** Start **
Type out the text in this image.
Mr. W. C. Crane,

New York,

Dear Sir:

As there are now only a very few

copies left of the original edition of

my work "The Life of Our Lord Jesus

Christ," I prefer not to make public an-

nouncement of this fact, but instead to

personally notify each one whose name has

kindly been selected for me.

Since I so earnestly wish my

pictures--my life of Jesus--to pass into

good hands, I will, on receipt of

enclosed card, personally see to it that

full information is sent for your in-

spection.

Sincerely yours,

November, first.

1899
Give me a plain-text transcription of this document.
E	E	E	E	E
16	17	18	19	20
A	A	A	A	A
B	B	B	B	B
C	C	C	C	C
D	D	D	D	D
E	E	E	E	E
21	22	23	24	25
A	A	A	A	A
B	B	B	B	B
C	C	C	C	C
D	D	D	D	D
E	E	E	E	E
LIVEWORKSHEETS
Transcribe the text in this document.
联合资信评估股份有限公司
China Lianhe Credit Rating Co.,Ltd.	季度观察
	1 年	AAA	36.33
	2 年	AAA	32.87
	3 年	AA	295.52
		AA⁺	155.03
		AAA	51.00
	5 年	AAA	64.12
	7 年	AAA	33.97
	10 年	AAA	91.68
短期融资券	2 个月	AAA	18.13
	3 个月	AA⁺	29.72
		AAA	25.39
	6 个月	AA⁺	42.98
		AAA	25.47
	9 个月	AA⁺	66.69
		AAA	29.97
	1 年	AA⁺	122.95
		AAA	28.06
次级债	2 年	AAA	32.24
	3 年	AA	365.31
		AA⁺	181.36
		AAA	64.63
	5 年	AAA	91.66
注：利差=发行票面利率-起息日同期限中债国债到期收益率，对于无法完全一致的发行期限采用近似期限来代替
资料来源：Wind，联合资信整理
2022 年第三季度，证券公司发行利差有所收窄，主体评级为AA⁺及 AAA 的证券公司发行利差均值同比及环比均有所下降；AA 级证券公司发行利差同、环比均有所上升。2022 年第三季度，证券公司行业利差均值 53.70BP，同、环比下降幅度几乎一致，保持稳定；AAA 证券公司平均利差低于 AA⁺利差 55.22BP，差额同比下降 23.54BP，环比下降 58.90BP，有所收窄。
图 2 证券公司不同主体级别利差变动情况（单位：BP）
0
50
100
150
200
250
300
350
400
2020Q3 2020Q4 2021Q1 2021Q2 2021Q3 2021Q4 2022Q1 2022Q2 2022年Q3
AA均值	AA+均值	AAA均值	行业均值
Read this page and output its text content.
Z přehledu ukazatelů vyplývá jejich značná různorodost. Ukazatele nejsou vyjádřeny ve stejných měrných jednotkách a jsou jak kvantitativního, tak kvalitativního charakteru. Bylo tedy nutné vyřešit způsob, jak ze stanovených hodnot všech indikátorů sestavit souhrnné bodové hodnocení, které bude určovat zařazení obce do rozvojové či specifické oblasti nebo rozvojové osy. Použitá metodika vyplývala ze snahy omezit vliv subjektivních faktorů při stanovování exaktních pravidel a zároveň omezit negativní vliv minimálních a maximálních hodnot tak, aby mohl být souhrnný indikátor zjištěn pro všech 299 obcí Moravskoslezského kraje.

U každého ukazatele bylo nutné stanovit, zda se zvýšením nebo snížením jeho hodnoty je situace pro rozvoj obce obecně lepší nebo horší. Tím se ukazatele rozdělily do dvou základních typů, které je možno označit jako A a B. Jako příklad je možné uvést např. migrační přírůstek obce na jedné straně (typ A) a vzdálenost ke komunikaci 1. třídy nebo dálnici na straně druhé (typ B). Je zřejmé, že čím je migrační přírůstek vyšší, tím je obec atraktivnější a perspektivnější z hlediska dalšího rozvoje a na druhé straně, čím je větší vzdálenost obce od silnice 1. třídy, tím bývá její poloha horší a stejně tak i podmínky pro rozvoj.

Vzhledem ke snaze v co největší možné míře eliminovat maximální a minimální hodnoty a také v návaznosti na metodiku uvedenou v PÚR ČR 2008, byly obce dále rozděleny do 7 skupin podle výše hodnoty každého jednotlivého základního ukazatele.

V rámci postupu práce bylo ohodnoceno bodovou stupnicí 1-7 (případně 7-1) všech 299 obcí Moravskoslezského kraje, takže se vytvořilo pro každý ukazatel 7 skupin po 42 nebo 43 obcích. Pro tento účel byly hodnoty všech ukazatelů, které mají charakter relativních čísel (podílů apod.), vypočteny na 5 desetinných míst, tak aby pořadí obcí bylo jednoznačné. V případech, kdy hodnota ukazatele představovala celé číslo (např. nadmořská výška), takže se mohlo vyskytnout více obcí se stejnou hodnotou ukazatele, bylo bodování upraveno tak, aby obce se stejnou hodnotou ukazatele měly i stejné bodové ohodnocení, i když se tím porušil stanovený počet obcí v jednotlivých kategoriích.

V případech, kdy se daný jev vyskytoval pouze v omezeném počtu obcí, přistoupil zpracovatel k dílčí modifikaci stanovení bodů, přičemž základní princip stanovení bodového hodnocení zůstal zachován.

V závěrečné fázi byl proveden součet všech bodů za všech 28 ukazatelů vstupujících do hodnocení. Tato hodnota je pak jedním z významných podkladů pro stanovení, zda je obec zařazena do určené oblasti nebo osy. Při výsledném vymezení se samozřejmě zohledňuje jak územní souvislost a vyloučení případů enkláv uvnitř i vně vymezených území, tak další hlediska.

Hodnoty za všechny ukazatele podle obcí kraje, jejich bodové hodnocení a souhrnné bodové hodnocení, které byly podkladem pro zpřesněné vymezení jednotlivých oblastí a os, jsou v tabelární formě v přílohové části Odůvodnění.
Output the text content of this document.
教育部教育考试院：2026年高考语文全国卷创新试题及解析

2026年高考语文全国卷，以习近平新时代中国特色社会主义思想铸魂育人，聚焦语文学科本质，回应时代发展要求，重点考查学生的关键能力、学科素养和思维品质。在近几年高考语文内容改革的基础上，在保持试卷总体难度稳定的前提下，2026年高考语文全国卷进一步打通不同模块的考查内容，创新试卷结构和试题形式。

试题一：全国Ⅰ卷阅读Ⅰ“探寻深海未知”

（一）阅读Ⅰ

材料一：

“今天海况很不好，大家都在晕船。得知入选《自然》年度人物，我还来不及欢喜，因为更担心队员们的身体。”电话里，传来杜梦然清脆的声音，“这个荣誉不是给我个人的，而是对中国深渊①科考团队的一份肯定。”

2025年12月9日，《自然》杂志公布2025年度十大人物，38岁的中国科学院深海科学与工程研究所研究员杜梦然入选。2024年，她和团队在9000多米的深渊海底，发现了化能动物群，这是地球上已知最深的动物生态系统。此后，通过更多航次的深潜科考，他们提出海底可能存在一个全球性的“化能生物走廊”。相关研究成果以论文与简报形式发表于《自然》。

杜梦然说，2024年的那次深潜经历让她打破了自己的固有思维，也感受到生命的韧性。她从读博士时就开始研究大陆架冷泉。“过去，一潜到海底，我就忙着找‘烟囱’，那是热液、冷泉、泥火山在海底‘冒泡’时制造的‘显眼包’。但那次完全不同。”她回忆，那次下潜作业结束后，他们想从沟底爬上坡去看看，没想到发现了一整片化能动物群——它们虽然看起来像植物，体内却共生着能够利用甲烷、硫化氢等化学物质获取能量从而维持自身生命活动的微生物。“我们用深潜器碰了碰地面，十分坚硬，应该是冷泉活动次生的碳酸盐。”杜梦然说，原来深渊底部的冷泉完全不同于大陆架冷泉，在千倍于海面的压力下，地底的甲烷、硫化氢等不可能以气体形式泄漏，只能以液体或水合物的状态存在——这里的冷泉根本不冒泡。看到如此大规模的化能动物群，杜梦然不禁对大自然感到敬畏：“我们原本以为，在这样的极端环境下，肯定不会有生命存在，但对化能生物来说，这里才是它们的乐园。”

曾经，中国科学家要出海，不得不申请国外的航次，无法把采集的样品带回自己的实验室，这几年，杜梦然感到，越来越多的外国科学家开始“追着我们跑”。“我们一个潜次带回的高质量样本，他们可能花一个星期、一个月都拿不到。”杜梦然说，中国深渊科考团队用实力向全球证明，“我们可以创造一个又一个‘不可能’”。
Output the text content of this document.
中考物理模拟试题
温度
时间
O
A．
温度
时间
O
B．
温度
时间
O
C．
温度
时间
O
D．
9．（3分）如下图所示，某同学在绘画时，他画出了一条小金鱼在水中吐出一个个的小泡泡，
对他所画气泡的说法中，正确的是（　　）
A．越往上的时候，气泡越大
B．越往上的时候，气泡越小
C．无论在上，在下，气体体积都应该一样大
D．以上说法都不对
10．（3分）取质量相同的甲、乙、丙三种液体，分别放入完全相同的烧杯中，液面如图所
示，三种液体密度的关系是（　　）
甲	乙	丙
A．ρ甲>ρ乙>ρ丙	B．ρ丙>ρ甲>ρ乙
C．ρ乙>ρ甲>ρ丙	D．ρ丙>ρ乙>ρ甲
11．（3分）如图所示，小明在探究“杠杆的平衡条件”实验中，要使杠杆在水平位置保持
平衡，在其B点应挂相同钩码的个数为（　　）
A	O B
** End **
:: INSTRUCTIONS TO FOLLOW ::
From the material above, count the lines that include "případech" and give only the total.

:: FINISHED ANSWER ::
2